[AIM]: Below is a set of records. Repeat all of them exactly.

[INFORMATION GIVEN]:
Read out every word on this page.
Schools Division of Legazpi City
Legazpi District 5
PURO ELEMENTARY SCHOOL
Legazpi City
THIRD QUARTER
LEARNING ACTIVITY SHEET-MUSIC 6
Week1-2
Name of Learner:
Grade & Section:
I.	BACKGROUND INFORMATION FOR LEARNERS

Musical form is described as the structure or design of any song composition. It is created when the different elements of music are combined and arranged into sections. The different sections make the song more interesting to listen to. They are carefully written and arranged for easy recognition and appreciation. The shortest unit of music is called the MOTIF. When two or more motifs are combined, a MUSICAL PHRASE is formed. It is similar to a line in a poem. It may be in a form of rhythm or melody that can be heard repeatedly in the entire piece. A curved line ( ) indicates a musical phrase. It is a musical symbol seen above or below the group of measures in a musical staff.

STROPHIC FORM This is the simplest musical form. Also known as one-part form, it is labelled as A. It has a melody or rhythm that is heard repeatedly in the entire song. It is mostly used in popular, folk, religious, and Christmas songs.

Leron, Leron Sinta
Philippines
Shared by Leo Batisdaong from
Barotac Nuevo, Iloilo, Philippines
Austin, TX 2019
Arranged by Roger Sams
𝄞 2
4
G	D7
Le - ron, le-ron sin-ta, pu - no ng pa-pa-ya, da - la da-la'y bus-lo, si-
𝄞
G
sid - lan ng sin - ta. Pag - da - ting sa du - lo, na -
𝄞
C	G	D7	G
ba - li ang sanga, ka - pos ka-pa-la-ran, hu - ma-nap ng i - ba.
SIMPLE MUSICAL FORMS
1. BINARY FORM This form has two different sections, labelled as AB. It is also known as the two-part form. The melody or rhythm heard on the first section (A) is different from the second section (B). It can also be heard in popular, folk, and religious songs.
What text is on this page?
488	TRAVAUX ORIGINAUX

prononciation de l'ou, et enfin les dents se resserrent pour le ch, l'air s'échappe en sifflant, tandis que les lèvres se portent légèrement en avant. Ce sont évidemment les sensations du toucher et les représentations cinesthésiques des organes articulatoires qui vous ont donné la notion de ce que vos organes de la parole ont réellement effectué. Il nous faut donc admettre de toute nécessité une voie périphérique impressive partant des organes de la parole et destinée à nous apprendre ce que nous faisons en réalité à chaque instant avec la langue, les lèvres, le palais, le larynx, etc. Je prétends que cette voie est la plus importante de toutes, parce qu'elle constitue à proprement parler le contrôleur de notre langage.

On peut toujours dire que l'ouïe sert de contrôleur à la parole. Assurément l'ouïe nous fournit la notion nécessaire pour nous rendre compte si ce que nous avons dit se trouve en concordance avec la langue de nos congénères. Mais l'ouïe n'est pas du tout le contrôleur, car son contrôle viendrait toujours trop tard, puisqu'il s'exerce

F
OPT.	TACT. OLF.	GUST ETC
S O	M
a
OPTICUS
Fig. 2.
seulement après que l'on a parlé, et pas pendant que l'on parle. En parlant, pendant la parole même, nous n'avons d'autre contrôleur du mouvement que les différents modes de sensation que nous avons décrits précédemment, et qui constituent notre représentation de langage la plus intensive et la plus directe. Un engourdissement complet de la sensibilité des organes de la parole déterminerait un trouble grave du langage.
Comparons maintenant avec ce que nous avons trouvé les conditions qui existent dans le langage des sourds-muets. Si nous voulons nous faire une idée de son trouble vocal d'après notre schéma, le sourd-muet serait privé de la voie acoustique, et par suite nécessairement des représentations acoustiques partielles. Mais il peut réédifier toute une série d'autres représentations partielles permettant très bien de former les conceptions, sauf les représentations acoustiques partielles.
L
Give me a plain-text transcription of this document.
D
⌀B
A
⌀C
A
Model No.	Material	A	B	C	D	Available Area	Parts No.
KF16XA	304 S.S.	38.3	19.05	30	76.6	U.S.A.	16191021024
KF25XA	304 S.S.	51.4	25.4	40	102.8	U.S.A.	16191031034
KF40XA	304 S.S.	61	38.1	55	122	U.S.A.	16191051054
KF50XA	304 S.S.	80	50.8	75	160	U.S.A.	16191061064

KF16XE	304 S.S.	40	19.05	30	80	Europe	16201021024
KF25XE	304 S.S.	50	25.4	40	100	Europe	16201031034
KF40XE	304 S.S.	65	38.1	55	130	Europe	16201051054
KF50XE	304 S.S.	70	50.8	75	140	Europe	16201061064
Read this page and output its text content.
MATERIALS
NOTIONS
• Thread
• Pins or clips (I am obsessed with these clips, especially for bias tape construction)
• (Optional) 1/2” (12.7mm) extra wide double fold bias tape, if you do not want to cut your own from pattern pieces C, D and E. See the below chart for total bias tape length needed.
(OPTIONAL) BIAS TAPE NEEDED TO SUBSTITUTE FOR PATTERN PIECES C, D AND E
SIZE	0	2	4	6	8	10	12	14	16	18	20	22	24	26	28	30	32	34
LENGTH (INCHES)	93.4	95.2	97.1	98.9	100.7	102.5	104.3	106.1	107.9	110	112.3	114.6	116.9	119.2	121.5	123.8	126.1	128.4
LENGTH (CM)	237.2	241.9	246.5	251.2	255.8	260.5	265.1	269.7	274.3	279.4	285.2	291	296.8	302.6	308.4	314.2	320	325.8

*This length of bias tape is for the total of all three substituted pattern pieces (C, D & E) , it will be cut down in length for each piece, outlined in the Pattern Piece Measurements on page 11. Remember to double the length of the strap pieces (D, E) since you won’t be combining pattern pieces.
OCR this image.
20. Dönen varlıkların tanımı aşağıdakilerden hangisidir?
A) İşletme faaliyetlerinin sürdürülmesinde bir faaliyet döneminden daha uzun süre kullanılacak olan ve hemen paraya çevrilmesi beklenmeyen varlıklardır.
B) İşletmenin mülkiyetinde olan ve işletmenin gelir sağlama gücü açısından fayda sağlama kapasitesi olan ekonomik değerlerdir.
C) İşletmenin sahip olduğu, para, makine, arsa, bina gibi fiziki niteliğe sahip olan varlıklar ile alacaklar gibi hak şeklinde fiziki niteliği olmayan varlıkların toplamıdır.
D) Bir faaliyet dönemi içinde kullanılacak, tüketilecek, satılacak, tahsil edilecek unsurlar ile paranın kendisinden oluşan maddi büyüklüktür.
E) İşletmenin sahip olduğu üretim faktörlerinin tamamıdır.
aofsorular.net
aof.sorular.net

[ANSWER TO THE TASK]:
Read out every word on this page.
Schools Division of Legazpi City
Legazpi District 5
PURO ELEMENTARY SCHOOL
Legazpi City
THIRD QUARTER
LEARNING ACTIVITY SHEET-MUSIC 6
Week1-2
Name of Learner:
Grade & Section:
I.	BACKGROUND INFORMATION FOR LEARNERS

Musical form is described as the structure or design of any song composition. It is created when the different elements of music are combined and arranged into sections. The different sections make the song more interesting to listen to. They are carefully written and arranged for easy recognition and appreciation. The shortest unit of music is called the MOTIF. When two or more motifs are combined, a MUSICAL PHRASE is formed. It is similar to a line in a poem. It may be in a form of rhythm or melody that can be heard repeatedly in the entire piece. A curved line ( ) indicates a musical phrase. It is a musical symbol seen above or below the group of measures in a musical staff.

STROPHIC FORM This is the simplest musical form. Also known as one-part form, it is labelled as A. It has a melody or rhythm that is heard repeatedly in the entire song. It is mostly used in popular, folk, religious, and Christmas songs.

Leron, Leron Sinta
Philippines
Shared by Leo Batisdaong from
Barotac Nuevo, Iloilo, Philippines
Austin, TX 2019
Arranged by Roger Sams
𝄞 2
4
G	D7
Le - ron, le-ron sin-ta, pu - no ng pa-pa-ya, da - la da-la'y bus-lo, si-
𝄞
G
sid - lan ng sin - ta. Pag - da - ting sa du - lo, na -
𝄞
C	G	D7	G
ba - li ang sanga, ka - pos ka-pa-la-ran, hu - ma-nap ng i - ba.
SIMPLE MUSICAL FORMS
1. BINARY FORM This form has two different sections, labelled as AB. It is also known as the two-part form. The melody or rhythm heard on the first section (A) is different from the second section (B). It can also be heard in popular, folk, and religious songs.
What text is on this page?
488	TRAVAUX ORIGINAUX

prononciation de l'ou, et enfin les dents se resserrent pour le ch, l'air s'échappe en sifflant, tandis que les lèvres se portent légèrement en avant. Ce sont évidemment les sensations du toucher et les représentations cinesthésiques des organes articulatoires qui vous ont donné la notion de ce que vos organes de la parole ont réellement effectué. Il nous faut donc admettre de toute nécessité une voie périphérique impressive partant des organes de la parole et destinée à nous apprendre ce que nous faisons en réalité à chaque instant avec la langue, les lèvres, le palais, le larynx, etc. Je prétends que cette voie est la plus importante de toutes, parce qu'elle constitue à proprement parler le contrôleur de notre langage.

On peut toujours dire que l'ouïe sert de contrôleur à la parole. Assurément l'ouïe nous fournit la notion nécessaire pour nous rendre compte si ce que nous avons dit se trouve en concordance avec la langue de nos congénères. Mais l'ouïe n'est pas du tout le contrôleur, car son contrôle viendrait toujours trop tard, puisqu'il s'exerce

F
OPT.	TACT. OLF.	GUST ETC
S O	M
a
OPTICUS
Fig. 2.
seulement après que l'on a parlé, et pas pendant que l'on parle. En parlant, pendant la parole même, nous n'avons d'autre contrôleur du mouvement que les différents modes de sensation que nous avons décrits précédemment, et qui constituent notre représentation de langage la plus intensive et la plus directe. Un engourdissement complet de la sensibilité des organes de la parole déterminerait un trouble grave du langage.
Comparons maintenant avec ce que nous avons trouvé les conditions qui existent dans le langage des sourds-muets. Si nous voulons nous faire une idée de son trouble vocal d'après notre schéma, le sourd-muet serait privé de la voie acoustique, et par suite nécessairement des représentations acoustiques partielles. Mais il peut réédifier toute une série d'autres représentations partielles permettant très bien de former les conceptions, sauf les représentations acoustiques partielles.
L
Give me a plain-text transcription of this document.
D
⌀B
A
⌀C
A
Model No.	Material	A	B	C	D	Available Area	Parts No.
KF16XA	304 S.S.	38.3	19.05	30	76.6	U.S.A.	16191021024
KF25XA	304 S.S.	51.4	25.4	40	102.8	U.S.A.	16191031034
KF40XA	304 S.S.	61	38.1	55	122	U.S.A.	16191051054
KF50XA	304 S.S.	80	50.8	75	160	U.S.A.	16191061064

KF16XE	304 S.S.	40	19.05	30	80	Europe	16201021024
KF25XE	304 S.S.	50	25.4	40	100	Europe	16201031034
KF40XE	304 S.S.	65	38.1	55	130	Europe	16201051054
KF50XE	304 S.S.	70	50.8	75	140	Europe	16201061064
Read this page and output its text content.
MATERIALS
NOTIONS
• Thread
• Pins or clips (I am obsessed with these clips, especially for bias tape construction)
• (Optional) 1/2” (12.7mm) extra wide double fold bias tape, if you do not want to cut your own from pattern pieces C, D and E. See the below chart for total bias tape length needed.
(OPTIONAL) BIAS TAPE NEEDED TO SUBSTITUTE FOR PATTERN PIECES C, D AND E
SIZE	0	2	4	6	8	10	12	14	16	18	20	22	24	26	28	30	32	34
LENGTH (INCHES)	93.4	95.2	97.1	98.9	100.7	102.5	104.3	106.1	107.9	110	112.3	114.6	116.9	119.2	121.5	123.8	126.1	128.4
LENGTH (CM)	237.2	241.9	246.5	251.2	255.8	260.5	265.1	269.7	274.3	279.4	285.2	291	296.8	302.6	308.4	314.2	320	325.8

*This length of bias tape is for the total of all three substituted pattern pieces (C, D & E) , it will be cut down in length for each piece, outlined in the Pattern Piece Measurements on page 11. Remember to double the length of the strap pieces (D, E) since you won’t be combining pattern pieces.
OCR this image.
20. Dönen varlıkların tanımı aşağıdakilerden hangisidir?
A) İşletme faaliyetlerinin sürdürülmesinde bir faaliyet döneminden daha uzun süre kullanılacak olan ve hemen paraya çevrilmesi beklenmeyen varlıklardır.
B) İşletmenin mülkiyetinde olan ve işletmenin gelir sağlama gücü açısından fayda sağlama kapasitesi olan ekonomik değerlerdir.
C) İşletmenin sahip olduğu, para, makine, arsa, bina gibi fiziki niteliğe sahip olan varlıklar ile alacaklar gibi hak şeklinde fiziki niteliği olmayan varlıkların toplamıdır.
D) Bir faaliyet dönemi içinde kullanılacak, tüketilecek, satılacak, tahsil edilecek unsurlar ile paranın kendisinden oluşan maddi büyüklüktür.
E) İşletmenin sahip olduğu üretim faktörlerinin tamamıdır.
aofsorular.net
aof.sorular.net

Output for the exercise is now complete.